— BEGIN SELECTED TEXT —
Eskom’s high emissions, together with high import taxes and steep prices, detract from the allure of electric vehicles.
Based on Eskom data, the little BMW i3 indirectly generates more than 13.5kg of carbon dioxide emissions for every 100km it travels. Image: Jasper Juinen/Bloomberg

The specifications of electric cars shows a vast improvement in their efficiency and performance in just a few years. The cars are faster, have longer ranges and boast more features, while most of them are as sexy as supermodels.

Unfortunately, sales of hybrid and electric cars are growing much more slowly here than in the rest of the world. Motorists are apparently not sold on the practicality of an electric car yet as we travel longer distances in SA and charging points are still few and far between.

Then there’s the price issue – fully electric and hybrid cars are very expensive relative to the very big range of traditional cars in SA.

In addition, people who care about the environment and know how to work a calculator would have realised that an electric car does not offer the best green solution in SA.

The saying that a green car only moves emissions from a car’s exhaust pipe to a power station’s chimney is more applicable in SA than any other country in the world.

The highly trained and experienced engineers at extremely competitive motor manufacturers are simply better at building efficient machines than the engineers at Eskom.

Electric cars and hybrids are expensive

According to the car guide published by Car Magazine (CARmag), which shows all the new car models currently available in SA, there are nine manufacturers that offer 48 different models with either electric or hybrid engines.

The cheapest is the rather aged Toyota Prius at more than R500 000, while most have a price tag way higher than R1 million.

Surprisingly, the most expensive electric/petrol car is the Ferrari SF90 Stradale at R10.5 million. It is also the most expensive car listed, except for one Lamborghini that pips it to the post by R750 000. The Ferrari SF90 Stradale is more than R2 million more expensive than its second most expensive sister, the 812 GTS.

Given the price tag, it is safe to assume that running costs are not the prime concern of any prospective SF90 owner. Neither is the environment: Ferrari stuck a 4-litre V8 engine in its green car to ensure a top speed of 340km/h, and it still spews out 15.4kg of CO2 emissions per 100km.
— END SELECTED TEXT —
— BEGIN DATASET CONTENT —
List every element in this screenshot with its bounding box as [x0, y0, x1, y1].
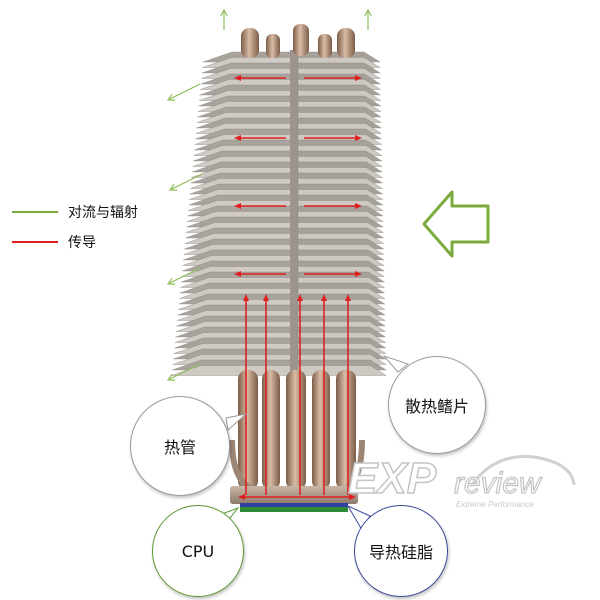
thermal-paste-callout: 导热硅脂 [354, 505, 448, 597]
legend-convection-swatch [12, 211, 58, 213]
svg-text:EXP: EXP [348, 454, 437, 503]
svg-text:review: review [454, 467, 543, 500]
legend-convection-label: 对流与辐射 [68, 205, 138, 221]
legend-conduction-label: 传导 [68, 235, 96, 251]
cpu-die [240, 507, 348, 512]
legend-convection: 对流与辐射 [12, 202, 138, 222]
cpu-callout: CPU [152, 505, 244, 597]
fins-callout: 散热鳍片 [388, 356, 486, 454]
convection-arrows [166, 8, 372, 381]
cooler-base-plate [230, 486, 358, 504]
thermal-paste-label: 导热硅脂 [368, 543, 433, 562]
heatsink-fins-left [171, 50, 300, 376]
heatsink-fins-right [297, 51, 387, 376]
heatpipes [229, 370, 365, 495]
cpu-label: CPU [181, 541, 215, 561]
heatpipe-bubble-pointer [225, 413, 248, 431]
conduction-arrows [234, 75, 362, 500]
legend-conduction-swatch [12, 241, 58, 243]
heatpipe-label: 热管 [163, 438, 196, 457]
heatpipe-tops [241, 24, 355, 58]
heatpipe-callout: 热管 [130, 396, 230, 496]
legend-conduction: 传导 [12, 232, 96, 252]
svg-text:Extreme Performance: Extreme Performance [456, 500, 534, 509]
fins-label: 散热鳍片 [404, 397, 469, 416]
thermal-paste-layer [240, 503, 348, 507]
expreview-logo: EXP review Extreme Performance [347, 453, 576, 509]
airflow-intake-arrow [422, 190, 490, 258]
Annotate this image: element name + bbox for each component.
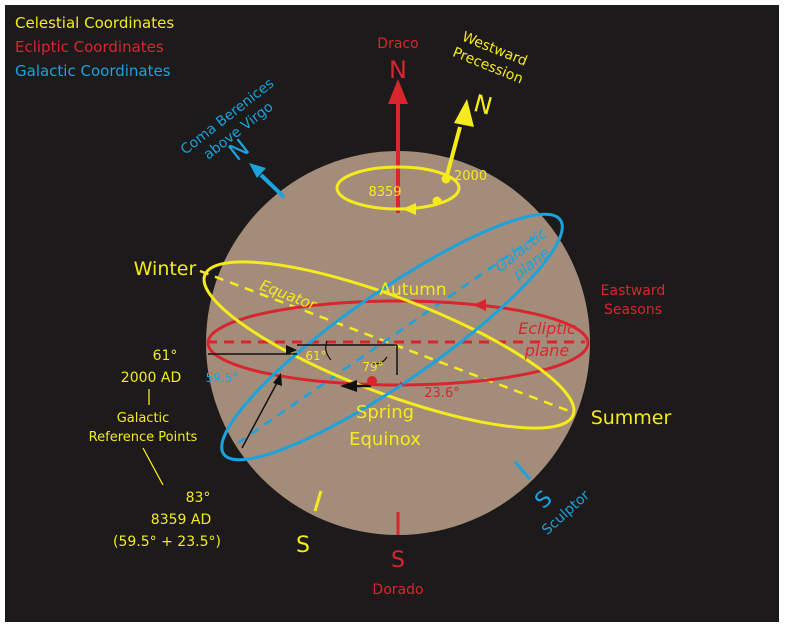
celestial-sphere-diagram: Celestial Coordinates Ecliptic Coordinat…	[15, 14, 672, 598]
obliquity-arc	[399, 381, 405, 387]
celestial-north-label: N	[471, 89, 496, 121]
celestial-south-tick	[313, 490, 323, 512]
year-2000-label: 2000	[454, 169, 487, 184]
reference-line-83	[241, 380, 279, 449]
spring-equinox-point	[367, 376, 377, 386]
angle-arc-61	[325, 340, 332, 361]
obliquity-angle-label: 23.6°	[424, 386, 459, 401]
galactic-south-label: S	[530, 486, 557, 514]
galactic-plane-circle	[220, 212, 564, 462]
precession-arrowhead	[402, 203, 416, 215]
celestial-north-axis	[444, 126, 462, 180]
galactic-north-axis	[259, 173, 286, 199]
winter-label: Winter	[134, 258, 197, 280]
ecliptic-south-label: S	[391, 548, 405, 573]
autumn-label: Autumn	[379, 280, 446, 300]
draco-label: Draco	[377, 36, 418, 52]
legend-celestial: Celestial Coordinates	[15, 14, 174, 32]
dorado-label: Dorado	[372, 582, 423, 598]
ecliptic-plane-label-line1: Ecliptic	[518, 319, 576, 338]
galactic-south-tick	[513, 461, 532, 480]
angle-59-label: 59.5°	[206, 371, 239, 385]
reference-title-line1: Galactic	[117, 411, 170, 426]
reference-8359-year: 8359 AD	[151, 512, 211, 528]
angle-61-label: 61°	[305, 349, 326, 363]
celestial-south-label: S	[296, 533, 310, 558]
summer-label: Summer	[591, 407, 672, 429]
reference-83-angle: 83°	[186, 490, 211, 506]
reference-arrow-61	[286, 345, 297, 355]
precession-circle	[335, 165, 461, 211]
galactic-north-arrowhead	[249, 163, 266, 178]
diagram-board: Celestial Coordinates Ecliptic Coordinat…	[5, 5, 779, 622]
ecliptic-circle	[206, 299, 590, 387]
ecliptic-north-arrowhead	[388, 79, 408, 104]
ecliptic-direction-arrowhead	[473, 299, 486, 311]
ecliptic-north-label: N	[389, 56, 407, 84]
eastward-label: Eastward	[601, 283, 666, 299]
angle-arc-79	[370, 356, 388, 365]
year-8359-label: 8359	[368, 185, 401, 200]
angle-79-label: 79°	[362, 360, 383, 374]
legend-ecliptic: Ecliptic Coordinates	[15, 38, 164, 56]
spring-label: Spring	[356, 402, 414, 423]
pole-position-8359-dot	[432, 196, 442, 206]
reference-61-angle: 61°	[153, 348, 178, 364]
celestial-north-arrowhead	[454, 99, 474, 127]
reference-leader-bottom	[142, 447, 164, 486]
galactic-plane-back	[237, 231, 542, 445]
reference-arrow-83	[273, 373, 282, 386]
legend-galactic: Galactic Coordinates	[15, 62, 171, 80]
reference-title-line2: Reference Points	[89, 430, 198, 445]
seasons-label: Seasons	[604, 302, 662, 318]
reference-formula: (59.5° + 23.5°)	[113, 534, 221, 550]
spring-direction-arrowhead	[340, 380, 357, 392]
celestial-equator-circle	[202, 260, 576, 430]
equinox-label: Equinox	[349, 429, 421, 450]
reference-2000-year: 2000 AD	[121, 370, 181, 386]
ecliptic-plane-label-line2: plane	[524, 341, 570, 360]
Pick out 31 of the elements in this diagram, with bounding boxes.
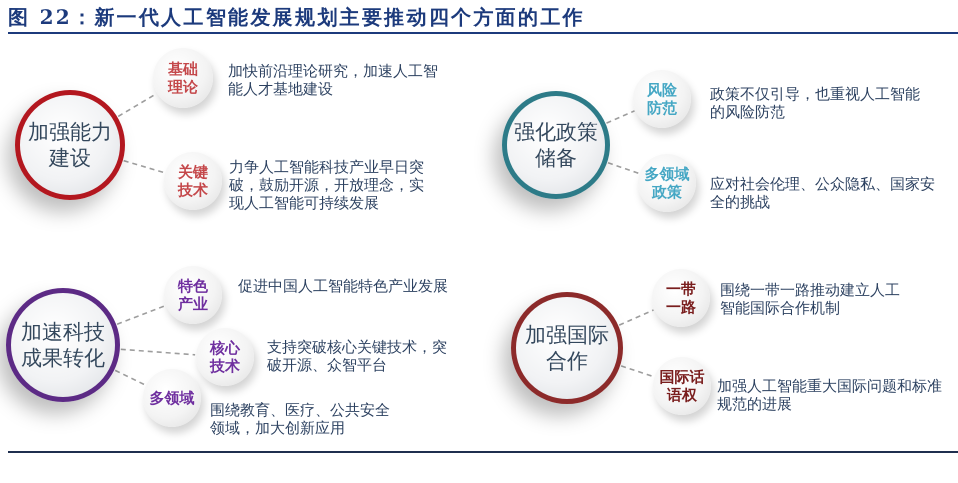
subtopic-circle: 多领域政策 <box>638 154 696 212</box>
description-text: 围绕教育、医疗、公共安全领域，加大创新应用 <box>210 401 391 437</box>
description-text: 加强人工智能重大国际问题和标准规范的进展 <box>717 377 943 413</box>
description-text: 支持突破核心关键技术，突破开源、众智平台 <box>267 338 448 374</box>
topic-circle: 加强国际合作 <box>511 292 623 404</box>
subtopic-circle: 核心技术 <box>196 328 254 386</box>
description-text: 加快前沿理论研究，加速人工智能人才基地建设 <box>228 62 439 98</box>
description-text: 政策不仅引导，也重视人工智能的风险防范 <box>710 85 921 121</box>
subtopic-circle: 多领域 <box>143 369 201 427</box>
dashed-line <box>114 370 146 386</box>
topic-circle: 强化政策储备 <box>502 91 610 199</box>
dashed-line <box>608 162 639 174</box>
topic-circle: 加强能力建设 <box>15 90 125 200</box>
subtopic-circle: 基础理论 <box>153 48 213 108</box>
subtopic-circle: 一带一路 <box>652 269 710 327</box>
dashed-line <box>120 348 196 356</box>
dashed-line <box>116 305 166 325</box>
topic-circle: 加速科技成果转化 <box>6 288 120 402</box>
description-text: 力争人工智能科技产业早日突破，鼓励开源，开放理念，实现人工智能可持续发展 <box>229 158 425 212</box>
description-text: 促进中国人工智能特色产业发展 <box>238 277 449 295</box>
dashed-line <box>606 110 635 124</box>
dashed-line <box>618 309 654 326</box>
subtopic-circle: 国际话语权 <box>653 357 711 415</box>
dashed-line <box>620 365 654 378</box>
subtopic-circle: 风险防范 <box>633 70 691 128</box>
title: 图 22：新一代人工智能发展规划主要推动四个方面的工作 <box>8 4 585 30</box>
subtopic-circle: 关键技术 <box>164 152 222 210</box>
description-text: 应对社会伦理、公众隐私、国家安全的挑战 <box>710 175 936 211</box>
subtopic-circle: 特色产业 <box>164 266 222 324</box>
description-text: 围绕一带一路推动建立人工智能国际合作机制 <box>720 281 901 317</box>
dashed-line <box>123 160 164 174</box>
— END DATASET CONTENT —
YOUR OBJECTIVE: Rewrite the part of the electric car article that opens with the words containing "In addition, people" and closes with "than R1 million.", putting "spreadsheet" in place of "calculator".

CORRECT OUTPUT:
In addition, people who care about the environment and know how to work a spreadsheet would have realised that an electric car does not offer the best green solution in SA.

The saying that a green car only moves emissions from a car’s exhaust pipe to a power station’s chimney is more applicable in SA than any other country in the world.

The highly trained and experienced engineers at extremely competitive motor manufacturers are simply better at building efficient machines than the engineers at Eskom.

Electric cars and hybrids are expensive

According to the car guide published by Car Magazine (CARmag), which shows all the new car models currently available in SA, there are nine manufacturers that offer 48 different models with either electric or hybrid engines.

The cheapest is the rather aged Toyota Prius at more than R500 000, while most have a price tag way higher than R1 million.